[Source data]
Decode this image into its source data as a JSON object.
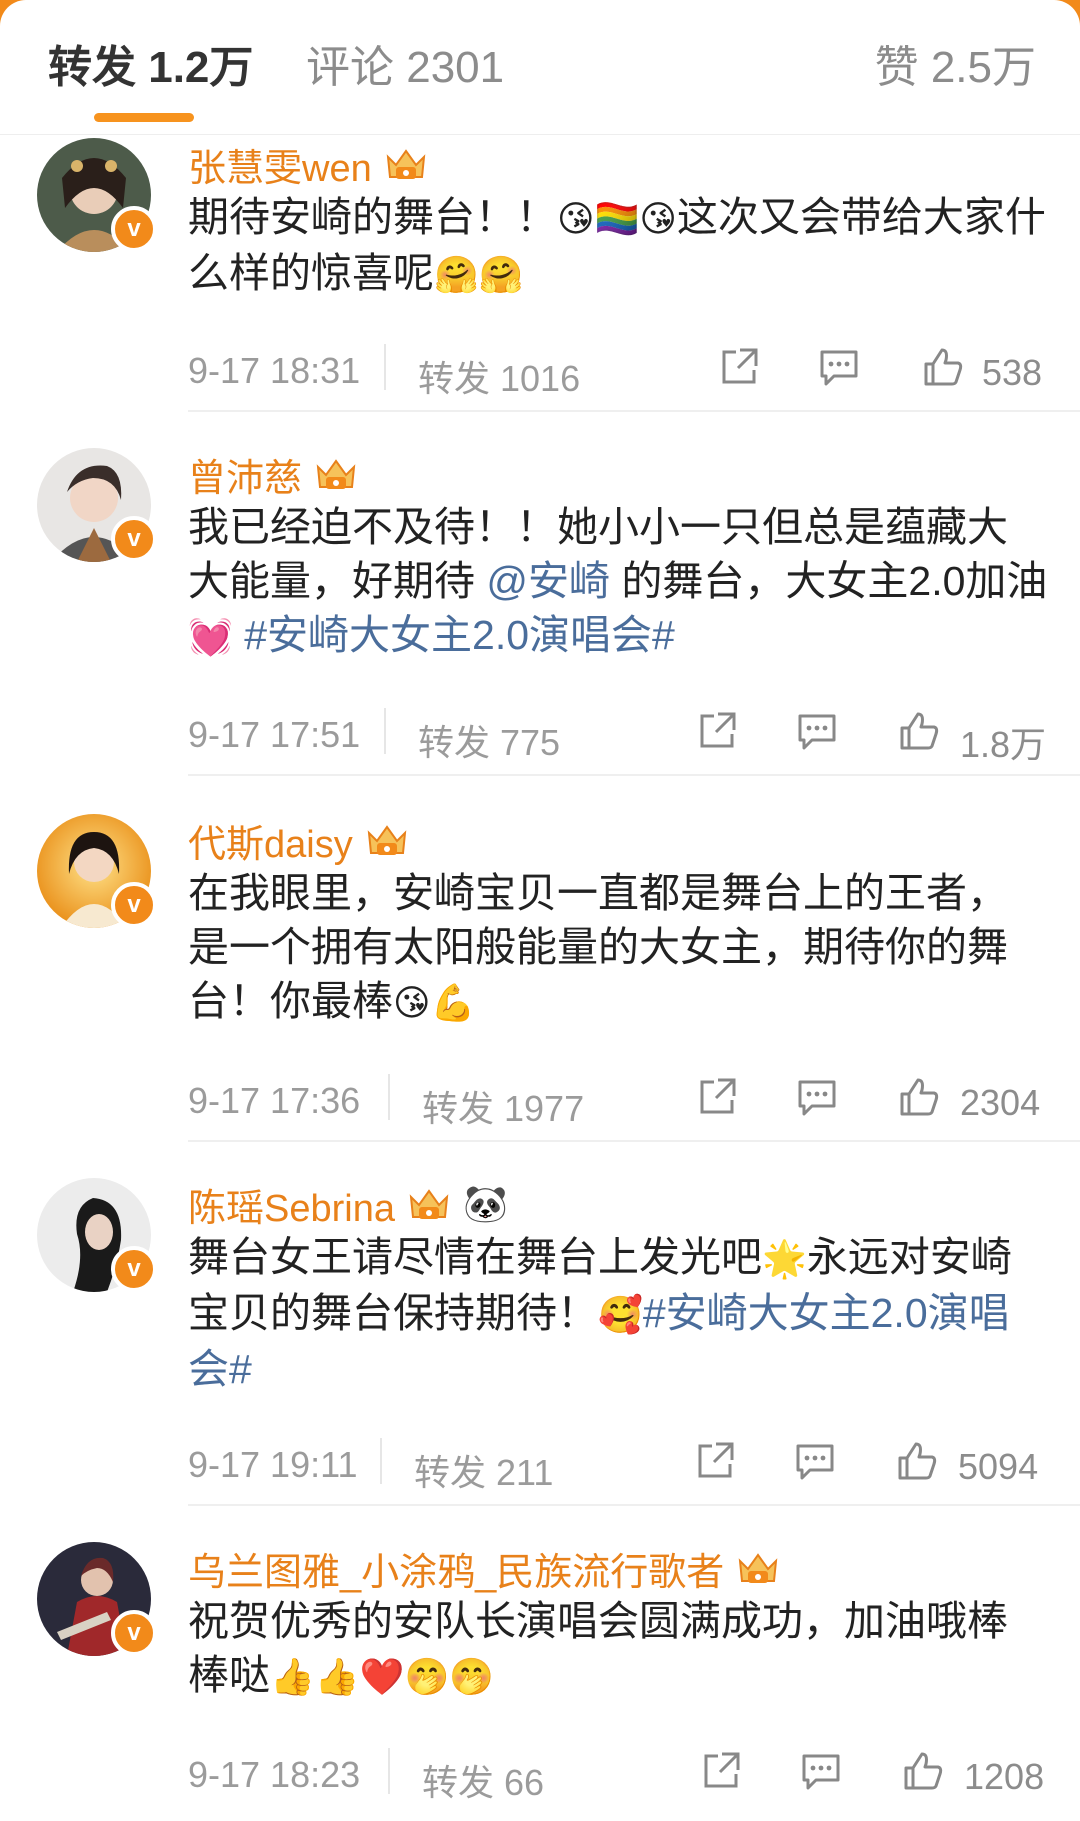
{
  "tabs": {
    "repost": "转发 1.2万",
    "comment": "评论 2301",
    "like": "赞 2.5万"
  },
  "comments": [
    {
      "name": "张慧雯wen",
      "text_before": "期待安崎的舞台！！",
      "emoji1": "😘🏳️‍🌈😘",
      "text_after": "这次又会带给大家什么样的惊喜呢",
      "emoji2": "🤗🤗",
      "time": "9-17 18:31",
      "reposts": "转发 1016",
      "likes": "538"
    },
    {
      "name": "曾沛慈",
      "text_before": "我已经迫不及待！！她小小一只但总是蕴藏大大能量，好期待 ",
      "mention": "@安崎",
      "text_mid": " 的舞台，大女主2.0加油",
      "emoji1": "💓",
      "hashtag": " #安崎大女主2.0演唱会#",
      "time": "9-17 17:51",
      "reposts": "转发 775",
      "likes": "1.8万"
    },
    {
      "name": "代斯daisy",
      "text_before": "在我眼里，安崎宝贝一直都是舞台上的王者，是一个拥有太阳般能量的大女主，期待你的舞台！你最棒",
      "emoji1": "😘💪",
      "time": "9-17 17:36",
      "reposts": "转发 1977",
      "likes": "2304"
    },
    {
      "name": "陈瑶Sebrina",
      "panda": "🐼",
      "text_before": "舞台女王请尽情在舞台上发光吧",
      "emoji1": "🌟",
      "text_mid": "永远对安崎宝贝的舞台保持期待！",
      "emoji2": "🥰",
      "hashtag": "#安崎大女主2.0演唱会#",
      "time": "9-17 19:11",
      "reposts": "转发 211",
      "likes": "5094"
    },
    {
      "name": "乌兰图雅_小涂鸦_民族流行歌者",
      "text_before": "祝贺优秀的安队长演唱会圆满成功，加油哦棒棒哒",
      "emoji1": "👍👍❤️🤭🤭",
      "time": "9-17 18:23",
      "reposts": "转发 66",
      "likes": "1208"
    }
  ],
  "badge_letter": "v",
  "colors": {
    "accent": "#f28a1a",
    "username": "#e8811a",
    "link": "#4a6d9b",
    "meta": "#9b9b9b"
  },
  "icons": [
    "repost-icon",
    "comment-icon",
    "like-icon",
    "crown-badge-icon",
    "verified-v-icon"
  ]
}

- [Given problem]: Repeat the lines above exactly, and keep every picture out.

- [Final result]:
Decode this image into its source data as a JSON object.
{
  "tabs": {
    "repost": "转发 1.2万",
    "comment": "评论 2301",
    "like": "赞 2.5万"
  },
  "comments": [
    {
      "name": "张慧雯wen",
      "text_before": "期待安崎的舞台！！",
      "emoji1": "😘🏳️‍🌈😘",
      "text_after": "这次又会带给大家什么样的惊喜呢",
      "emoji2": "🤗🤗",
      "time": "9-17 18:31",
      "reposts": "转发 1016",
      "likes": "538"
    },
    {
      "name": "曾沛慈",
      "text_before": "我已经迫不及待！！她小小一只但总是蕴藏大大能量，好期待 ",
      "mention": "@安崎",
      "text_mid": " 的舞台，大女主2.0加油",
      "emoji1": "💓",
      "hashtag": " #安崎大女主2.0演唱会#",
      "time": "9-17 17:51",
      "reposts": "转发 775",
      "likes": "1.8万"
    },
    {
      "name": "代斯daisy",
      "text_before": "在我眼里，安崎宝贝一直都是舞台上的王者，是一个拥有太阳般能量的大女主，期待你的舞台！你最棒",
      "emoji1": "😘💪",
      "time": "9-17 17:36",
      "reposts": "转发 1977",
      "likes": "2304"
    },
    {
      "name": "陈瑶Sebrina",
      "panda": "🐼",
      "text_before": "舞台女王请尽情在舞台上发光吧",
      "emoji1": "🌟",
      "text_mid": "永远对安崎宝贝的舞台保持期待！",
      "emoji2": "🥰",
      "hashtag": "#安崎大女主2.0演唱会#",
      "time": "9-17 19:11",
      "reposts": "转发 211",
      "likes": "5094"
    },
    {
      "name": "乌兰图雅_小涂鸦_民族流行歌者",
      "text_before": "祝贺优秀的安队长演唱会圆满成功，加油哦棒棒哒",
      "emoji1": "👍👍❤️🤭🤭",
      "time": "9-17 18:23",
      "reposts": "转发 66",
      "likes": "1208"
    }
  ],
  "badge_letter": "v",
  "colors": {
    "accent": "#f28a1a",
    "username": "#e8811a",
    "link": "#4a6d9b",
    "meta": "#9b9b9b"
  },
  "icons": [
    "repost-icon",
    "comment-icon",
    "like-icon",
    "crown-badge-icon",
    "verified-v-icon"
  ]
}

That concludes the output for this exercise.